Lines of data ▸
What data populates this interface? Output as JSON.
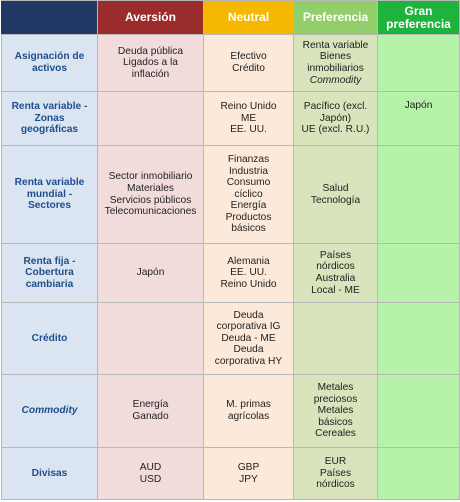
{
  "colors": {
    "corner": "#1f3864",
    "aversion": "#9b2c2c",
    "neutral": "#f5b700",
    "preference": "#92cf6b",
    "strong_preference": "#1db33c"
  },
  "headers": {
    "aversion": "Aversión",
    "neutral": "Neutral",
    "preference": "Preferencia",
    "strong_preference": "Gran\npreferencia"
  },
  "rows": [
    {
      "label": "Asignación de\nactivos",
      "aversion": "Deuda pública\nLigados a la\ninflación",
      "neutral": "Efectivo\nCrédito",
      "preference": "Renta variable\nBienes\ninmobiliarios",
      "preference_italic": "Commodity",
      "strong": ""
    },
    {
      "label": "Renta variable -\nZonas\ngeográficas",
      "aversion": "",
      "neutral": "Reino Unido\nME\nEE. UU.",
      "preference": "Pacífico (excl.\nJapón)\nUE (excl. R.U.)",
      "strong": "Japón"
    },
    {
      "label": "Renta variable\nmundial -\nSectores",
      "aversion": "Sector inmobiliario\nMateriales\nServicios públicos\nTelecomunicaciones",
      "neutral": "Finanzas\nIndustria\nConsumo\ncíclico\nEnergía\nProductos\nbásicos",
      "preference": "Salud\nTecnología",
      "strong": ""
    },
    {
      "label": "Renta fija -\nCobertura\ncambiaria",
      "aversion": "Japón",
      "neutral": "Alemania\nEE. UU.\nReino Unido",
      "preference": "Países\nnórdicos\nAustralia\nLocal - ME",
      "strong": ""
    },
    {
      "label": "Crédito",
      "aversion": "",
      "neutral": "Deuda\ncorporativa IG\nDeuda - ME\nDeuda\ncorporativa HY",
      "preference": "",
      "strong": ""
    },
    {
      "label": "Commodity",
      "aversion": "Energía\nGanado",
      "neutral": "M. primas\nagrícolas",
      "preference": "Metales\npreciosos\nMetales\nbásicos\nCereales",
      "strong": ""
    },
    {
      "label": "Divisas",
      "aversion": "AUD\nUSD",
      "neutral": "GBP\nJPY",
      "preference": "EUR\nPaíses\nnórdicos",
      "strong": ""
    }
  ]
}
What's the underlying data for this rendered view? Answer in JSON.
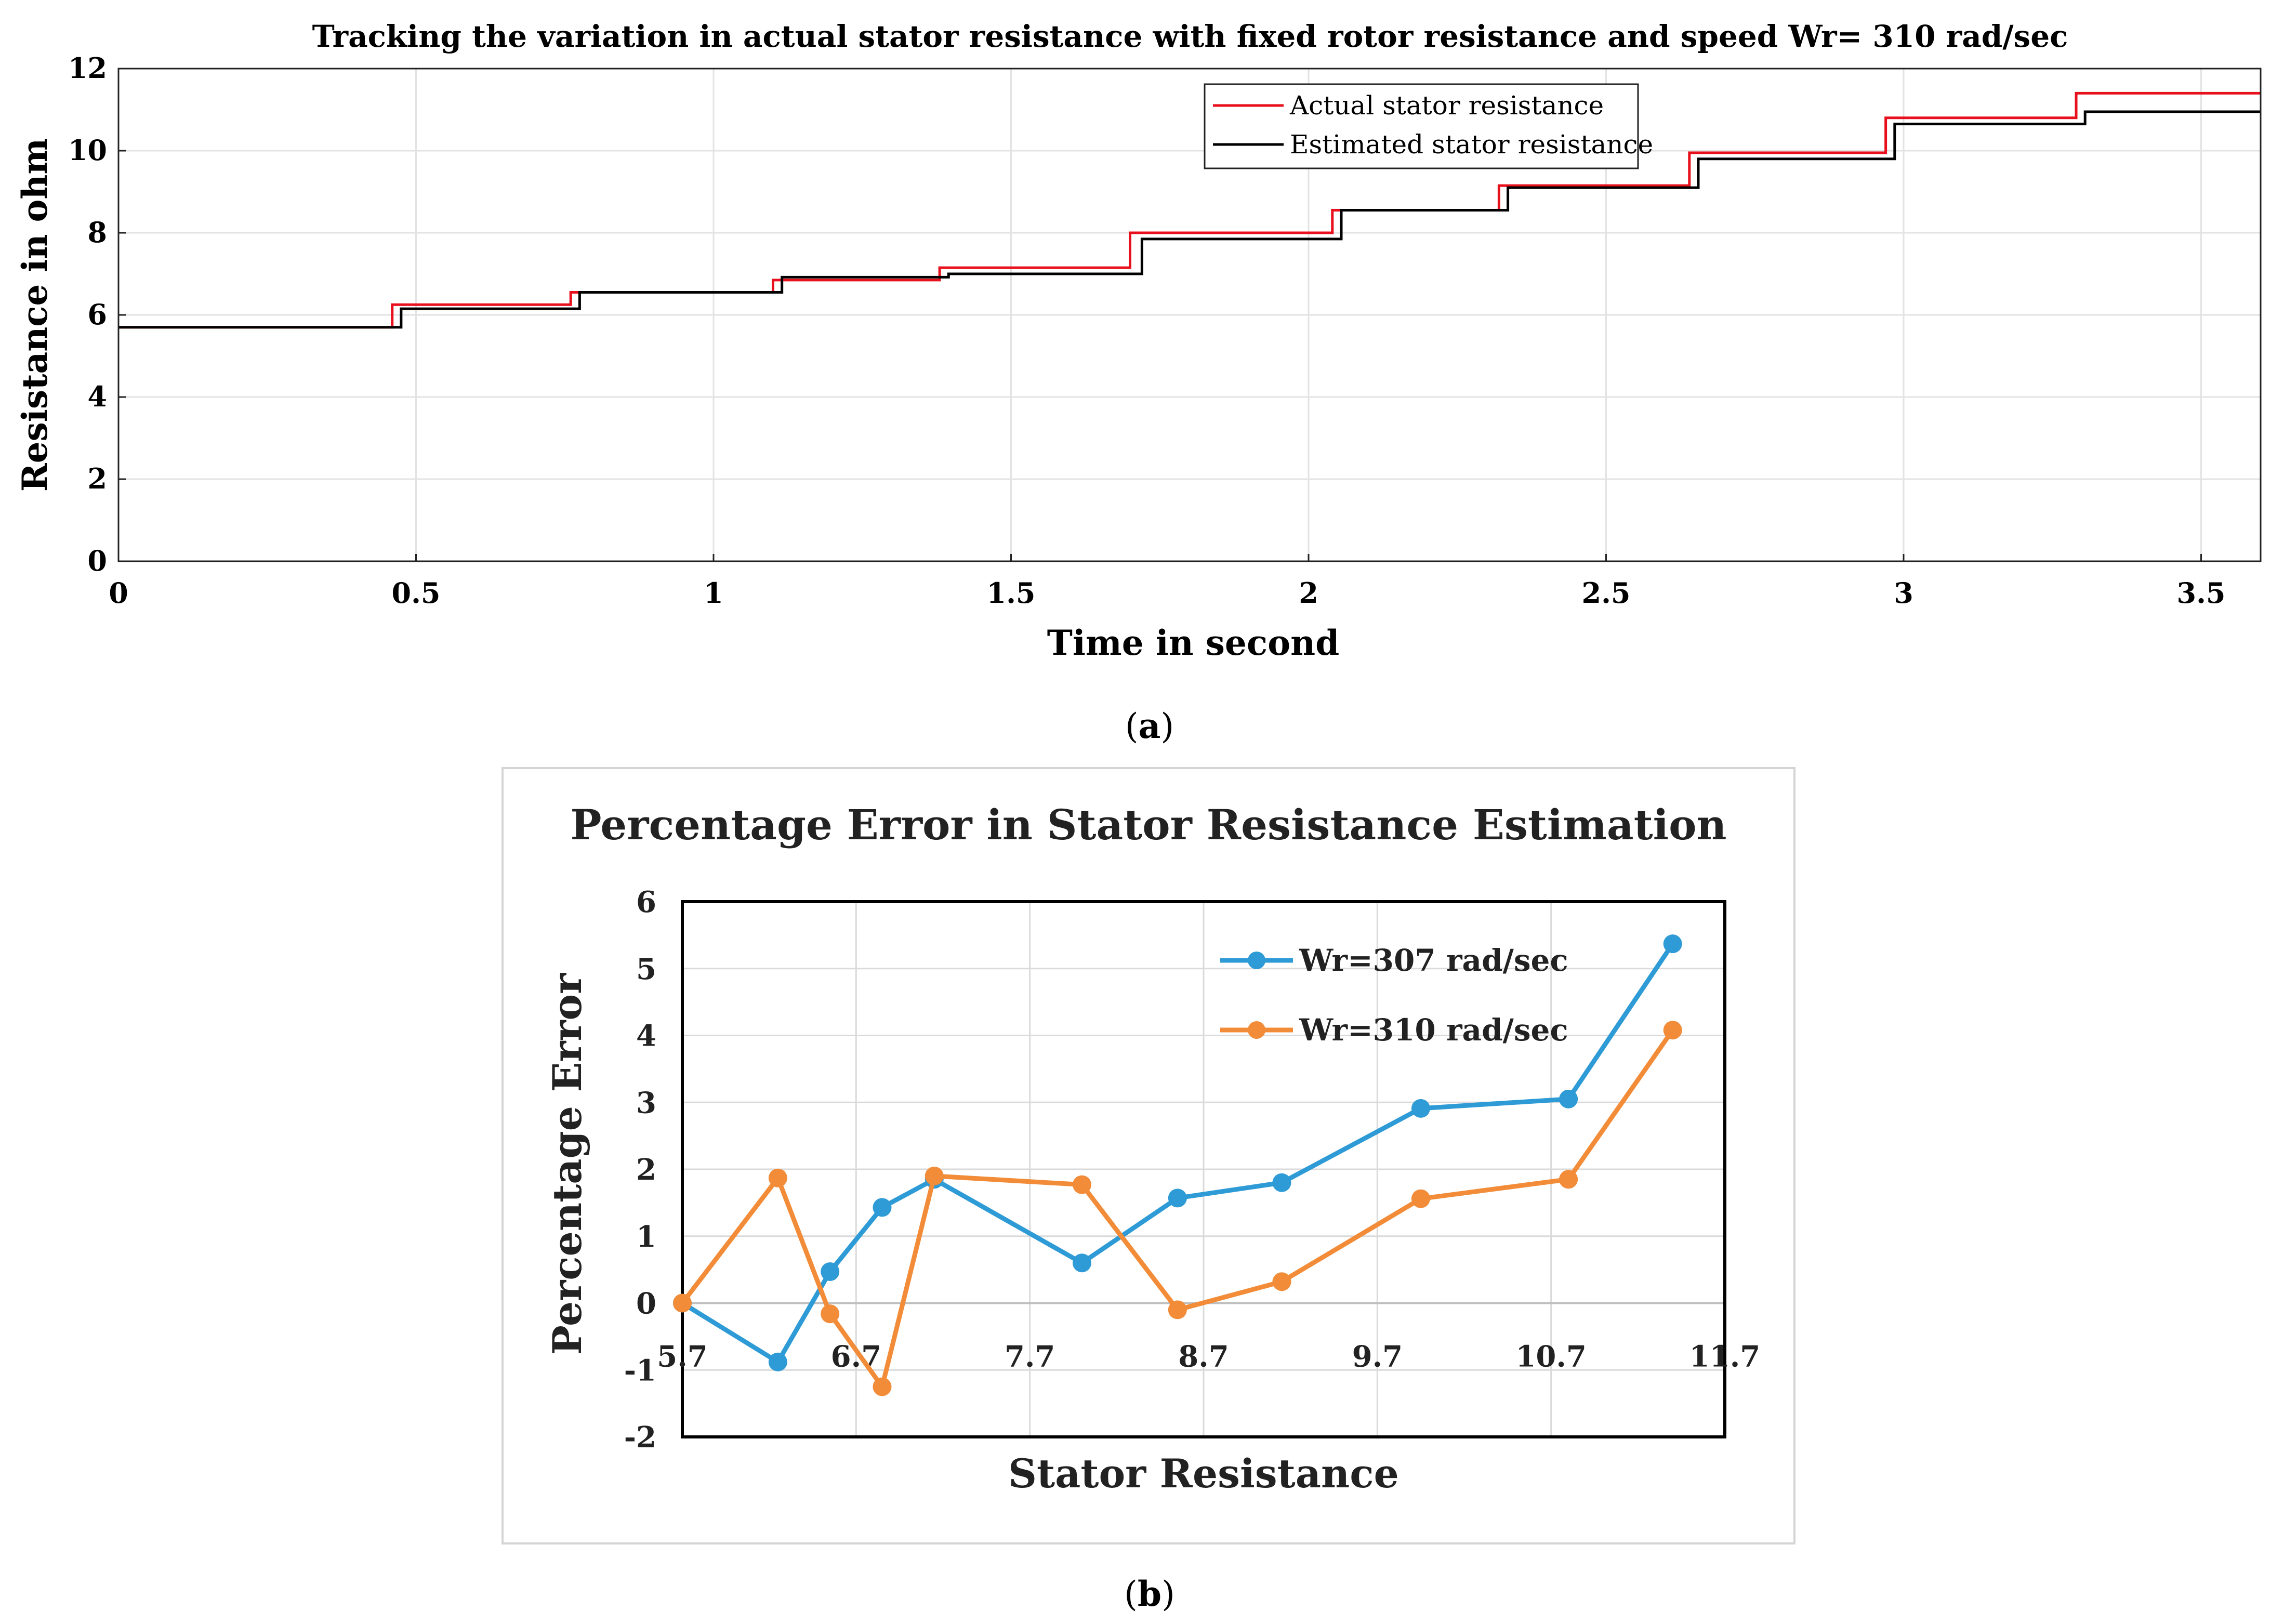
{
  "chart_data": [
    {
      "type": "line",
      "subplot_label": "(a)",
      "subplot_letter": "a",
      "title": "Tracking the variation in actual stator resistance with fixed rotor resistance and speed Wr= 310 rad/sec",
      "xlabel": "Time in second",
      "ylabel": "Resistance in ohm",
      "xlim": [
        0,
        3.6
      ],
      "ylim": [
        0,
        12
      ],
      "xticks": [
        0,
        0.5,
        1,
        1.5,
        2,
        2.5,
        3,
        3.5
      ],
      "xtick_labels": [
        "0",
        "0.5",
        "1",
        "1.5",
        "2",
        "2.5",
        "3",
        "3.5"
      ],
      "yticks": [
        0,
        2,
        4,
        6,
        8,
        10,
        12
      ],
      "ytick_labels": [
        "0",
        "2",
        "4",
        "6",
        "8",
        "10",
        "12"
      ],
      "grid": true,
      "legend_position": "top-right",
      "series": [
        {
          "name": "Actual stator resistance",
          "color": "#e8101c",
          "step": true,
          "x": [
            0,
            0.46,
            0.76,
            1.1,
            1.38,
            1.7,
            2.04,
            2.32,
            2.64,
            2.97,
            3.29,
            3.6
          ],
          "y": [
            5.7,
            6.25,
            6.55,
            6.85,
            7.15,
            8.0,
            8.55,
            9.15,
            9.95,
            10.8,
            11.4,
            11.4
          ]
        },
        {
          "name": "Estimated stator resistance",
          "color": "#000000",
          "step": true,
          "x": [
            0,
            0.475,
            0.775,
            1.115,
            1.395,
            1.72,
            2.055,
            2.335,
            2.655,
            2.985,
            3.305,
            3.6
          ],
          "y": [
            5.7,
            6.15,
            6.55,
            6.92,
            7.0,
            7.85,
            8.55,
            9.1,
            9.8,
            10.65,
            10.95,
            10.95
          ]
        }
      ]
    },
    {
      "type": "line",
      "subplot_label": "(b)",
      "subplot_letter": "b",
      "title": "Percentage Error in Stator Resistance Estimation",
      "xlabel": "Stator Resistance",
      "ylabel": "Percentage Error",
      "xlim": [
        5.7,
        11.7
      ],
      "ylim": [
        -2,
        6
      ],
      "xticks": [
        5.7,
        6.7,
        7.7,
        8.7,
        9.7,
        10.7,
        11.7
      ],
      "xtick_labels": [
        "5.7",
        "6.7",
        "7.7",
        "8.7",
        "9.7",
        "10.7",
        "11.7"
      ],
      "yticks": [
        -2,
        -1,
        0,
        1,
        2,
        3,
        4,
        5,
        6
      ],
      "ytick_labels": [
        "-2",
        "-1",
        "0",
        "1",
        "2",
        "3",
        "4",
        "5",
        "6"
      ],
      "grid": true,
      "legend_position": "top-right",
      "series": [
        {
          "name": "Wr=307 rad/sec",
          "color": "#2e9bd6",
          "x": [
            5.7,
            6.25,
            6.55,
            6.85,
            7.15,
            8.0,
            8.55,
            9.15,
            9.95,
            10.8,
            11.4
          ],
          "y": [
            0.0,
            -0.88,
            0.47,
            1.43,
            1.85,
            0.6,
            1.57,
            1.8,
            2.91,
            3.05,
            5.37
          ]
        },
        {
          "name": "Wr=310 rad/sec",
          "color": "#f28c38",
          "x": [
            5.7,
            6.25,
            6.55,
            6.85,
            7.15,
            8.0,
            8.55,
            9.15,
            9.95,
            10.8,
            11.4
          ],
          "y": [
            0.0,
            1.87,
            -0.16,
            -1.25,
            1.9,
            1.77,
            -0.1,
            0.32,
            1.56,
            1.85,
            4.08
          ]
        }
      ]
    }
  ]
}
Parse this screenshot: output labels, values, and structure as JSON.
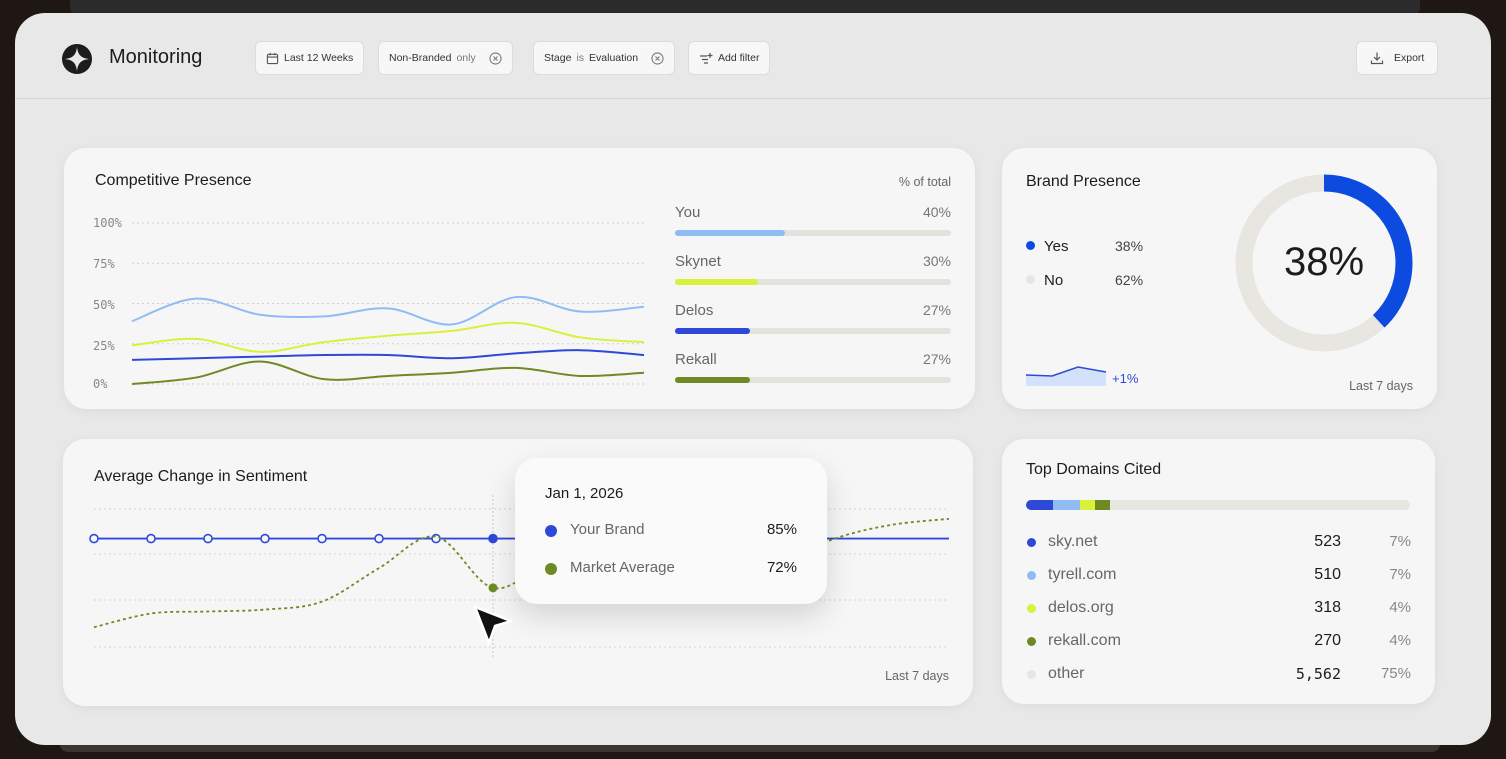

Written task ▸ Of the lines above, copy each that contains "Commodity".

The solution ▸
      "preference_italic": "Commodity",
      "label": "Commodity",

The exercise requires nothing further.